Problem statement: Retype the entries below without any change, starting at the line that contains "Extract all elements" and stopping after the line that contains "685, 67, 702]".

Exercise material:
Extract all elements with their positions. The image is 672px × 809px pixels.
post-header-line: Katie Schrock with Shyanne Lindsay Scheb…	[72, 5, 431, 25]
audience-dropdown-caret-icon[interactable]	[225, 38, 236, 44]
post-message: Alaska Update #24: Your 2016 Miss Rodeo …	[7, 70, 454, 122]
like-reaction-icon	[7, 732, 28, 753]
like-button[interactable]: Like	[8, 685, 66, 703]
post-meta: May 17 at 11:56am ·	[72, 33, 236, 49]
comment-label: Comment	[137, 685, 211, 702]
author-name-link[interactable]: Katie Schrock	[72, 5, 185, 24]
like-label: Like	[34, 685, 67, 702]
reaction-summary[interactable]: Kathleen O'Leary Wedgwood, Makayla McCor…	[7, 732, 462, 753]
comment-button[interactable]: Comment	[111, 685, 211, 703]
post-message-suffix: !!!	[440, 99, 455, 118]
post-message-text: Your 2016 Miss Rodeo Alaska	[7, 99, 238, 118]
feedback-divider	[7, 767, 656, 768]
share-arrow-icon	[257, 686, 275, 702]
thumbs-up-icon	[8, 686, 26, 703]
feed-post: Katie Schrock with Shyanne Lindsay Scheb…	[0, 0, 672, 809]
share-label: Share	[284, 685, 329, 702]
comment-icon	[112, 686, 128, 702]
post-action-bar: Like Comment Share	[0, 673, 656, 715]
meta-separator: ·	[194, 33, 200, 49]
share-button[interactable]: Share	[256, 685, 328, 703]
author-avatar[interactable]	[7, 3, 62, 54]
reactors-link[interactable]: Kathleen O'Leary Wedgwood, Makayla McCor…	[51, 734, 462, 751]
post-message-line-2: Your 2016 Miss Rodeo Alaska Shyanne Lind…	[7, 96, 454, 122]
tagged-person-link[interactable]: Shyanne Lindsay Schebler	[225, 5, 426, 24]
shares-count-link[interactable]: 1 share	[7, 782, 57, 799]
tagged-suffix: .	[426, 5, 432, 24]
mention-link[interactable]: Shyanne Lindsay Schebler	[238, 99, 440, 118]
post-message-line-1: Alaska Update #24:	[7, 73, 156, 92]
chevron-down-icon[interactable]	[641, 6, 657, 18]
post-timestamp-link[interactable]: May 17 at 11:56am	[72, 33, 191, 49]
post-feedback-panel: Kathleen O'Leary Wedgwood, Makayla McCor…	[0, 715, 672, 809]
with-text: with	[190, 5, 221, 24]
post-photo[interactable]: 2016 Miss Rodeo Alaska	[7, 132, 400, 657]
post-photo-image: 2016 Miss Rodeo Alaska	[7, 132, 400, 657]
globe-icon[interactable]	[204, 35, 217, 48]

* * *

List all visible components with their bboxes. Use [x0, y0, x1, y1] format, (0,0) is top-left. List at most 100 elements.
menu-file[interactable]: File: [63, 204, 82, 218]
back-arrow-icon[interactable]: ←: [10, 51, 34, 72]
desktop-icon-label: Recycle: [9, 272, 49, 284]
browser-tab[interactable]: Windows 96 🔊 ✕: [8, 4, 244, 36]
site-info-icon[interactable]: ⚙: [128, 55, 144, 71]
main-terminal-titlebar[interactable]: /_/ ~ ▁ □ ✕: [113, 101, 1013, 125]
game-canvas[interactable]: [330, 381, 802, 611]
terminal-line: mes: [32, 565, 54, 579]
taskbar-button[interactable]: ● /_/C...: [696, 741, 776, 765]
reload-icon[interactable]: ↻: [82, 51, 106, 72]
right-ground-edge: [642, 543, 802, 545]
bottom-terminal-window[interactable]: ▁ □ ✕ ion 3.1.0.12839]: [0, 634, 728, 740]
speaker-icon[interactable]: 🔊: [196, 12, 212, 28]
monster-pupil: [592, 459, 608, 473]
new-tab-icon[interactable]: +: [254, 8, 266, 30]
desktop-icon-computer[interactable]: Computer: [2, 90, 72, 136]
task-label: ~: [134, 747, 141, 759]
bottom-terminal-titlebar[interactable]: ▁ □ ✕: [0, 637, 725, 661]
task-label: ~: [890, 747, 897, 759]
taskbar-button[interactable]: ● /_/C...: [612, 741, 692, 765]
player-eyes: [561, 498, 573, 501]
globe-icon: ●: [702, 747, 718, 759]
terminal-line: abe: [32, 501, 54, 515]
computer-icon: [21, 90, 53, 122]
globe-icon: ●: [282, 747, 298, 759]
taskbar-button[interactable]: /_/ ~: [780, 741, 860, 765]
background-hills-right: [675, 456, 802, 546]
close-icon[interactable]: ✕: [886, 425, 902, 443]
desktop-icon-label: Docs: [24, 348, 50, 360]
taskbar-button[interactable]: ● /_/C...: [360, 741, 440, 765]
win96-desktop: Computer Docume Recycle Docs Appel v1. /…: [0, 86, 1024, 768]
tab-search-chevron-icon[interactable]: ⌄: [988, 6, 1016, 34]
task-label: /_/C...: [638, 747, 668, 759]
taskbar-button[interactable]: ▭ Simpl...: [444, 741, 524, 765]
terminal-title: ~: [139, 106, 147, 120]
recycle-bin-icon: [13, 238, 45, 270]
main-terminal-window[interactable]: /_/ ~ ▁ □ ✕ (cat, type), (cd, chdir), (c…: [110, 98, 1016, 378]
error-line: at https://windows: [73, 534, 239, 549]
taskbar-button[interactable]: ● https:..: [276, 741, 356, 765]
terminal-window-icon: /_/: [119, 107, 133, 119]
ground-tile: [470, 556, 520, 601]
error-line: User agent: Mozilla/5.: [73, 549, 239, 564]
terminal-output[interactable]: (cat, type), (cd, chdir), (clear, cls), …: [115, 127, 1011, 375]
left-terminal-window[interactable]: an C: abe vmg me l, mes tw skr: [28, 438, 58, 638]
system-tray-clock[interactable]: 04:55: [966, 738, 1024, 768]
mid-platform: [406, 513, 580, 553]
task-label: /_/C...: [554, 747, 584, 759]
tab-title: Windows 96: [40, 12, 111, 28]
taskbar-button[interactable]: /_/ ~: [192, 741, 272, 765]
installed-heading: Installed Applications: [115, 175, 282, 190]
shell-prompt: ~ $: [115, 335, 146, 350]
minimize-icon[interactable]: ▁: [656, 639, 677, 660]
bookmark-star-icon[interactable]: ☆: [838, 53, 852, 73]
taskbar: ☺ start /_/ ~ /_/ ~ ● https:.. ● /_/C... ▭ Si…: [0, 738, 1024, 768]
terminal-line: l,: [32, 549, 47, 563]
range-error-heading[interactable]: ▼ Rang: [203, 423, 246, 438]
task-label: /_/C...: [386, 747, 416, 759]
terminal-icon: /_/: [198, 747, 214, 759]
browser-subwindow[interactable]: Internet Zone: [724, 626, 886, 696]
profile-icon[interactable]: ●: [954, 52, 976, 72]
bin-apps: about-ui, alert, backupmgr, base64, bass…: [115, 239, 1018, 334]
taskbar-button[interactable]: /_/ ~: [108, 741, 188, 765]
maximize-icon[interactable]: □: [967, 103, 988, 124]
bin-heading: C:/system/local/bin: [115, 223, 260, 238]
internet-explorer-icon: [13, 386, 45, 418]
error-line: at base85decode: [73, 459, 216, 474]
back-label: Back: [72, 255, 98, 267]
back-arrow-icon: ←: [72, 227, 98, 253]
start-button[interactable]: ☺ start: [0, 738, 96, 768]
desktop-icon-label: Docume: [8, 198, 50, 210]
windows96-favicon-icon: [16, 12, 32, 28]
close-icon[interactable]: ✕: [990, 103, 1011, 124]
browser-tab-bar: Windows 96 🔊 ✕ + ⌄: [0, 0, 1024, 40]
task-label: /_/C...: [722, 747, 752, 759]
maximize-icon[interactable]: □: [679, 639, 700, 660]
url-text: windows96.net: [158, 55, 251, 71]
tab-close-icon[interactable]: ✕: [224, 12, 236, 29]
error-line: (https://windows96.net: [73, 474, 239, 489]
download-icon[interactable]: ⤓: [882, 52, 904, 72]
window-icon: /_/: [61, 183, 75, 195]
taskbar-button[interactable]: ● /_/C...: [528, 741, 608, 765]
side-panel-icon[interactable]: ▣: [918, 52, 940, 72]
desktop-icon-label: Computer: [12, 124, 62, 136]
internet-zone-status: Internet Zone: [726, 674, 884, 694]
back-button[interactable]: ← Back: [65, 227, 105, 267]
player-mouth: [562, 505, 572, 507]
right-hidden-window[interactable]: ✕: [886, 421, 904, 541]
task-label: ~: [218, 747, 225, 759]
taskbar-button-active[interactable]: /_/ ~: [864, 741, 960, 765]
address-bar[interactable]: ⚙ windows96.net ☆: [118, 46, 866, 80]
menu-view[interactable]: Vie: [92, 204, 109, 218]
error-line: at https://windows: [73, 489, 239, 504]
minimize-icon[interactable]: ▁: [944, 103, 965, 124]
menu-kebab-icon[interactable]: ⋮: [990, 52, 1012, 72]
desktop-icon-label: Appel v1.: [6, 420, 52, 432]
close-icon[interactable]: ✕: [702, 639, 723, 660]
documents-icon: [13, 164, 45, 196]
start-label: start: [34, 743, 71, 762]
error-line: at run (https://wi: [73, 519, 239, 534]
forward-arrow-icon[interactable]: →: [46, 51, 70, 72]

==

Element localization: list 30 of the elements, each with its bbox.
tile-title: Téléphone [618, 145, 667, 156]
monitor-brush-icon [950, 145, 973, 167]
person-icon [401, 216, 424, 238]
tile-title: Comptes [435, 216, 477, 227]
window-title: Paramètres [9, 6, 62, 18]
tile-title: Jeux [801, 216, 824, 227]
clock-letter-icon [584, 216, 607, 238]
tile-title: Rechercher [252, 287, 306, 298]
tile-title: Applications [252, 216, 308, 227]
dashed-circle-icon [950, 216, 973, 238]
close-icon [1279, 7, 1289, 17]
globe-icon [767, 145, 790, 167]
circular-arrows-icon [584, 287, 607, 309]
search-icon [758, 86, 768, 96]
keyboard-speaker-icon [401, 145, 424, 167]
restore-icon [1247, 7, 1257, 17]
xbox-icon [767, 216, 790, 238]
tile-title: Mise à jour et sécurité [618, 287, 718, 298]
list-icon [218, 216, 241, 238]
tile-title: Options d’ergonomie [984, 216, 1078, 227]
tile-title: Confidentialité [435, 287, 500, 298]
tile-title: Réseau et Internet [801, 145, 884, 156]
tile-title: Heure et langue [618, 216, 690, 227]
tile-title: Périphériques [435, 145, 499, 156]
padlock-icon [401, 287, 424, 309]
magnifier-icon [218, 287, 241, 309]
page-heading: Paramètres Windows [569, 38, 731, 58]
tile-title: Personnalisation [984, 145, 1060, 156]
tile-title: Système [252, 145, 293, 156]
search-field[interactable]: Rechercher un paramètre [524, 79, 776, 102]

Exercise result:
Extract all elements with their positions. The image is 672px × 809px pixels.
post-header-line: Katie Schrock with Shyanne Lindsay Scheb…	[72, 5, 431, 25]
audience-dropdown-caret-icon[interactable]	[225, 38, 236, 44]
post-message: Alaska Update #24: Your 2016 Miss Rodeo …	[7, 70, 454, 122]
like-reaction-icon	[7, 732, 28, 753]
like-button[interactable]: Like	[8, 685, 66, 703]
post-meta: May 17 at 11:56am ·	[72, 33, 236, 49]
comment-label: Comment	[137, 685, 211, 702]
author-name-link[interactable]: Katie Schrock	[72, 5, 185, 24]
like-label: Like	[34, 685, 67, 702]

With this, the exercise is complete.